■ What is needed ■
Transcribe the full listing exactly, and drop every picture.

* Start Listing *

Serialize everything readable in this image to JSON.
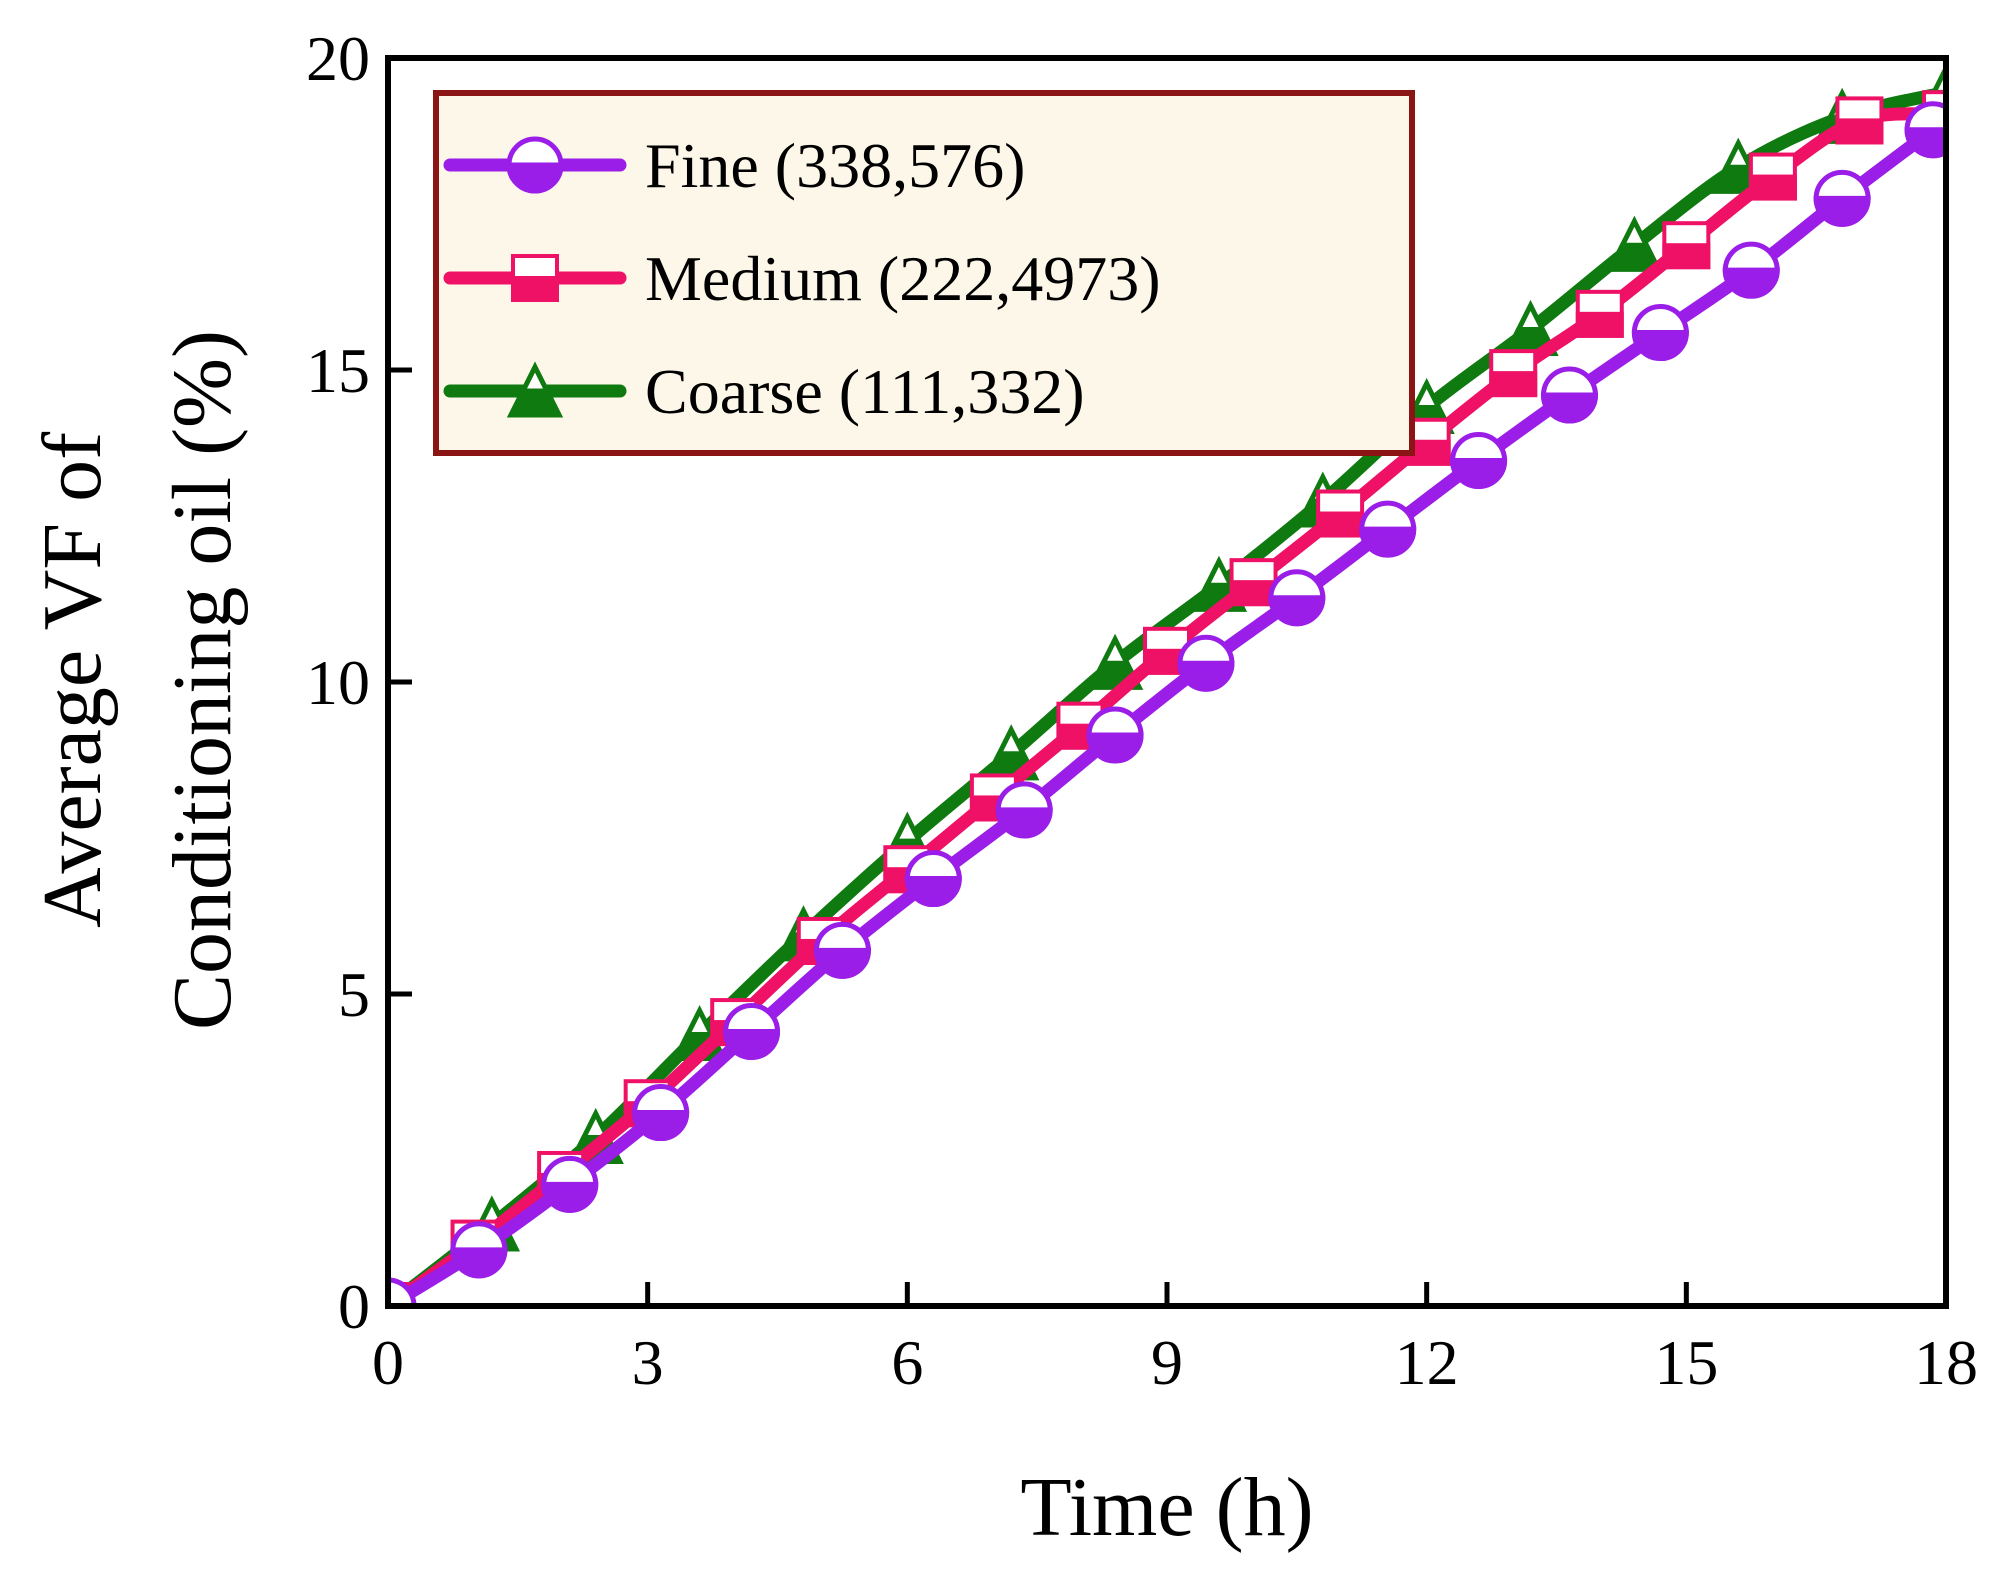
{
  "chart_data": {
    "type": "line",
    "title": "",
    "xlabel": "Time (h)",
    "ylabel_lines": [
      "Average VF of",
      "Conditioning oil (%)"
    ],
    "xlim": [
      0,
      18
    ],
    "ylim": [
      0,
      20
    ],
    "xticks": [
      0,
      3,
      6,
      9,
      12,
      15,
      18
    ],
    "yticks": [
      0,
      5,
      10,
      15,
      20
    ],
    "grid": false,
    "legend_position": "top-left",
    "series": [
      {
        "name": "Fine (338,576)",
        "color": "#9a1de8",
        "marker": "half-filled-circle",
        "x": [
          0,
          1.05,
          2.1,
          3.15,
          4.2,
          5.25,
          6.3,
          7.35,
          8.4,
          9.45,
          10.5,
          11.55,
          12.6,
          13.65,
          14.7,
          15.75,
          16.8,
          17.85
        ],
        "y": [
          0,
          0.9,
          1.95,
          3.1,
          4.4,
          5.7,
          6.85,
          7.95,
          9.15,
          10.3,
          11.35,
          12.45,
          13.55,
          14.6,
          15.6,
          16.6,
          17.75,
          18.85
        ]
      },
      {
        "name": "Medium (222,4973)",
        "color": "#ee1166",
        "marker": "half-filled-square",
        "x": [
          0,
          1.0,
          2.0,
          3.0,
          4.0,
          5.0,
          6.0,
          7.0,
          8.0,
          9.0,
          10.0,
          11.0,
          12.0,
          13.0,
          14.0,
          15.0,
          16.0,
          17.0,
          18.0
        ],
        "y": [
          0,
          1.0,
          2.1,
          3.25,
          4.55,
          5.85,
          7.0,
          8.15,
          9.3,
          10.5,
          11.6,
          12.7,
          13.85,
          14.95,
          15.9,
          17.0,
          18.1,
          19.0,
          19.1
        ]
      },
      {
        "name": "Coarse (111,332)",
        "color": "#0f7a0f",
        "marker": "half-filled-triangle",
        "x": [
          0,
          1.2,
          2.4,
          3.6,
          4.8,
          6.0,
          7.2,
          8.4,
          9.6,
          10.8,
          12.0,
          13.2,
          14.4,
          15.6,
          16.8,
          18.0
        ],
        "y": [
          0,
          1.3,
          2.7,
          4.35,
          5.95,
          7.45,
          8.85,
          10.3,
          11.55,
          12.9,
          14.4,
          15.65,
          17.0,
          18.25,
          19.05,
          19.45
        ]
      }
    ]
  }
}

* End Listing *

■ Solution to this problem ■
Serialize everything readable in this image to JSON.
{
  "chart_data": {
    "type": "line",
    "title": "",
    "xlabel": "Time (h)",
    "ylabel_lines": [
      "Average VF of",
      "Conditioning oil (%)"
    ],
    "xlim": [
      0,
      18
    ],
    "ylim": [
      0,
      20
    ],
    "xticks": [
      0,
      3,
      6,
      9,
      12,
      15,
      18
    ],
    "yticks": [
      0,
      5,
      10,
      15,
      20
    ],
    "grid": false,
    "legend_position": "top-left",
    "series": [
      {
        "name": "Fine (338,576)",
        "color": "#9a1de8",
        "marker": "half-filled-circle",
        "x": [
          0,
          1.05,
          2.1,
          3.15,
          4.2,
          5.25,
          6.3,
          7.35,
          8.4,
          9.45,
          10.5,
          11.55,
          12.6,
          13.65,
          14.7,
          15.75,
          16.8,
          17.85
        ],
        "y": [
          0,
          0.9,
          1.95,
          3.1,
          4.4,
          5.7,
          6.85,
          7.95,
          9.15,
          10.3,
          11.35,
          12.45,
          13.55,
          14.6,
          15.6,
          16.6,
          17.75,
          18.85
        ]
      },
      {
        "name": "Medium (222,4973)",
        "color": "#ee1166",
        "marker": "half-filled-square",
        "x": [
          0,
          1.0,
          2.0,
          3.0,
          4.0,
          5.0,
          6.0,
          7.0,
          8.0,
          9.0,
          10.0,
          11.0,
          12.0,
          13.0,
          14.0,
          15.0,
          16.0,
          17.0,
          18.0
        ],
        "y": [
          0,
          1.0,
          2.1,
          3.25,
          4.55,
          5.85,
          7.0,
          8.15,
          9.3,
          10.5,
          11.6,
          12.7,
          13.85,
          14.95,
          15.9,
          17.0,
          18.1,
          19.0,
          19.1
        ]
      },
      {
        "name": "Coarse (111,332)",
        "color": "#0f7a0f",
        "marker": "half-filled-triangle",
        "x": [
          0,
          1.2,
          2.4,
          3.6,
          4.8,
          6.0,
          7.2,
          8.4,
          9.6,
          10.8,
          12.0,
          13.2,
          14.4,
          15.6,
          16.8,
          18.0
        ],
        "y": [
          0,
          1.3,
          2.7,
          4.35,
          5.95,
          7.45,
          8.85,
          10.3,
          11.55,
          12.9,
          14.4,
          15.65,
          17.0,
          18.25,
          19.05,
          19.45
        ]
      }
    ]
  }
}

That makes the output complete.